- [GIVEN REQUEST]:
Your task is to transcribe, word for word, the line containing "Give me a plain-text" and all lines that follow it to the end of the entries. Leave out the pictures.

Recorded data:
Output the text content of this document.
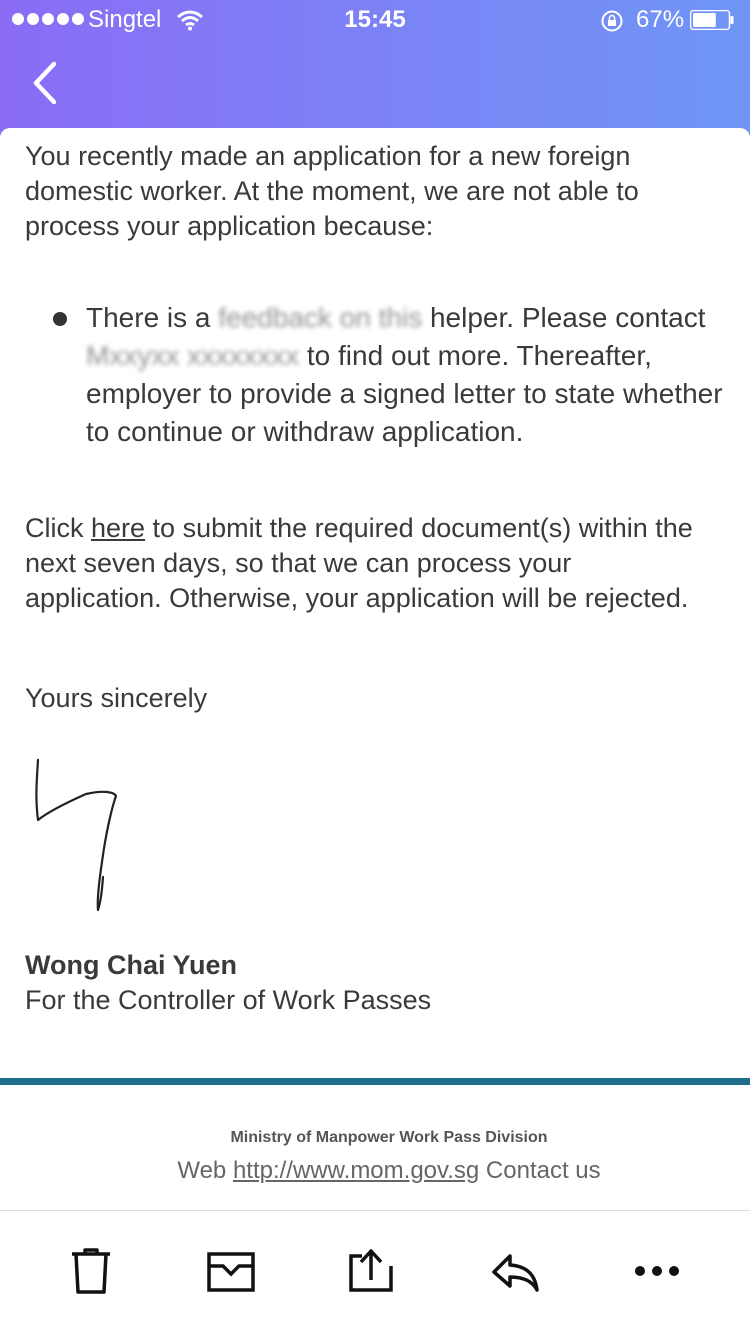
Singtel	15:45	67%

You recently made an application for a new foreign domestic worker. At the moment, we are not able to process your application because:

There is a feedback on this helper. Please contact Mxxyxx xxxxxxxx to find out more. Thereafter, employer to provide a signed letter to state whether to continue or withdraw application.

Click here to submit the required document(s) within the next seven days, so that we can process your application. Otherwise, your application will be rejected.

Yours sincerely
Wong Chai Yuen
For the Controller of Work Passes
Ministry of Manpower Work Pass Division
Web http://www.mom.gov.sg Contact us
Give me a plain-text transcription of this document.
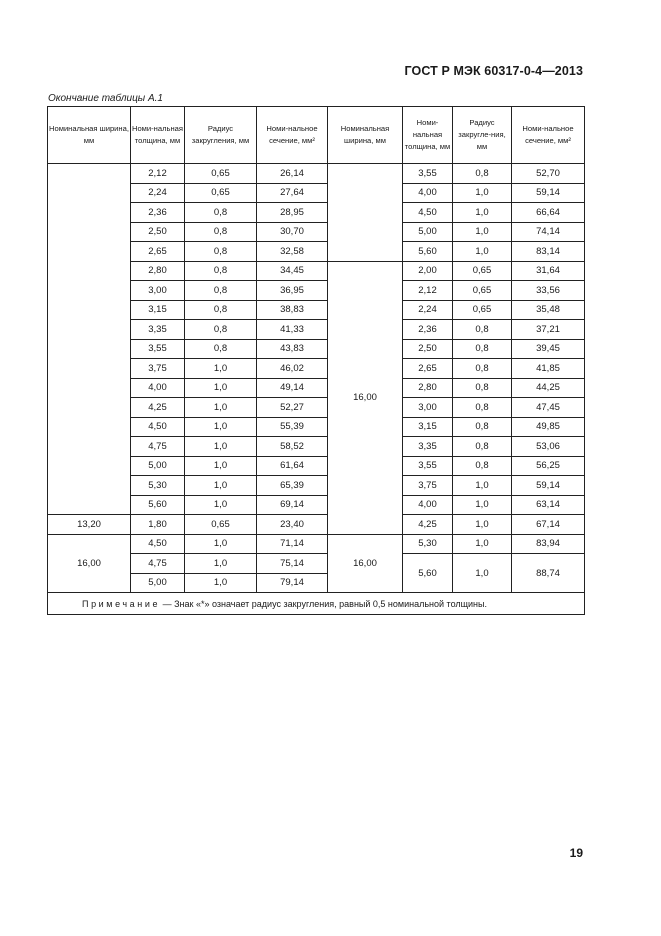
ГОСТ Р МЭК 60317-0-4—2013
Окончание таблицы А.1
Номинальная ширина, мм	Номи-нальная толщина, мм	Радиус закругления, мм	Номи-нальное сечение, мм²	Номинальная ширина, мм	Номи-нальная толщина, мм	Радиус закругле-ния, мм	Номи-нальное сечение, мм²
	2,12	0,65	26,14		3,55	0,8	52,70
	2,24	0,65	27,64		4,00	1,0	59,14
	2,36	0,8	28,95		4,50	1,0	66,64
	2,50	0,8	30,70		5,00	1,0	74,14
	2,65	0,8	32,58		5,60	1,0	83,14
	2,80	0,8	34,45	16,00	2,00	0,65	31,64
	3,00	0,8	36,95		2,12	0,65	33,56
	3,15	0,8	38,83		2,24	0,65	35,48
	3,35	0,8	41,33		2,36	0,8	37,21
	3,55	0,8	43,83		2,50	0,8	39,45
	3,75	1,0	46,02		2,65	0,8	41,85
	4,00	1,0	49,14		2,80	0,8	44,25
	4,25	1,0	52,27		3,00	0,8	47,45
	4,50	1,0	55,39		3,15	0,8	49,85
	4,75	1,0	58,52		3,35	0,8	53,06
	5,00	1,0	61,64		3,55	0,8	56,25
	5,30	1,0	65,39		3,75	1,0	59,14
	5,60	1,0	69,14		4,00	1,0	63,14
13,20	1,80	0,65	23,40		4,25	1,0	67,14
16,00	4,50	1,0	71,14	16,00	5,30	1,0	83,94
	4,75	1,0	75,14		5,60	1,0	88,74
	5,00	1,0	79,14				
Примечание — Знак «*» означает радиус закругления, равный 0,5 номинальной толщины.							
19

- [EXPECTED ANSWER]:
Give me a plain-text transcription of this document.
ГОСТ Р МЭК 60317-0-4—2013
Окончание таблицы А.1
Номинальная ширина, мм	Номи-нальная толщина, мм	Радиус закругления, мм	Номи-нальное сечение, мм²	Номинальная ширина, мм	Номи-нальная толщина, мм	Радиус закругле-ния, мм	Номи-нальное сечение, мм²
	2,12	0,65	26,14		3,55	0,8	52,70
	2,24	0,65	27,64		4,00	1,0	59,14
	2,36	0,8	28,95		4,50	1,0	66,64
	2,50	0,8	30,70		5,00	1,0	74,14
	2,65	0,8	32,58		5,60	1,0	83,14
	2,80	0,8	34,45	16,00	2,00	0,65	31,64
	3,00	0,8	36,95		2,12	0,65	33,56
	3,15	0,8	38,83		2,24	0,65	35,48
	3,35	0,8	41,33		2,36	0,8	37,21
	3,55	0,8	43,83		2,50	0,8	39,45
	3,75	1,0	46,02		2,65	0,8	41,85
	4,00	1,0	49,14		2,80	0,8	44,25
	4,25	1,0	52,27		3,00	0,8	47,45
	4,50	1,0	55,39		3,15	0,8	49,85
	4,75	1,0	58,52		3,35	0,8	53,06
	5,00	1,0	61,64		3,55	0,8	56,25
	5,30	1,0	65,39		3,75	1,0	59,14
	5,60	1,0	69,14		4,00	1,0	63,14
13,20	1,80	0,65	23,40		4,25	1,0	67,14
16,00	4,50	1,0	71,14	16,00	5,30	1,0	83,94
	4,75	1,0	75,14		5,60	1,0	88,74
	5,00	1,0	79,14				
Примечание — Знак «*» означает радиус закругления, равный 0,5 номинальной толщины.							
19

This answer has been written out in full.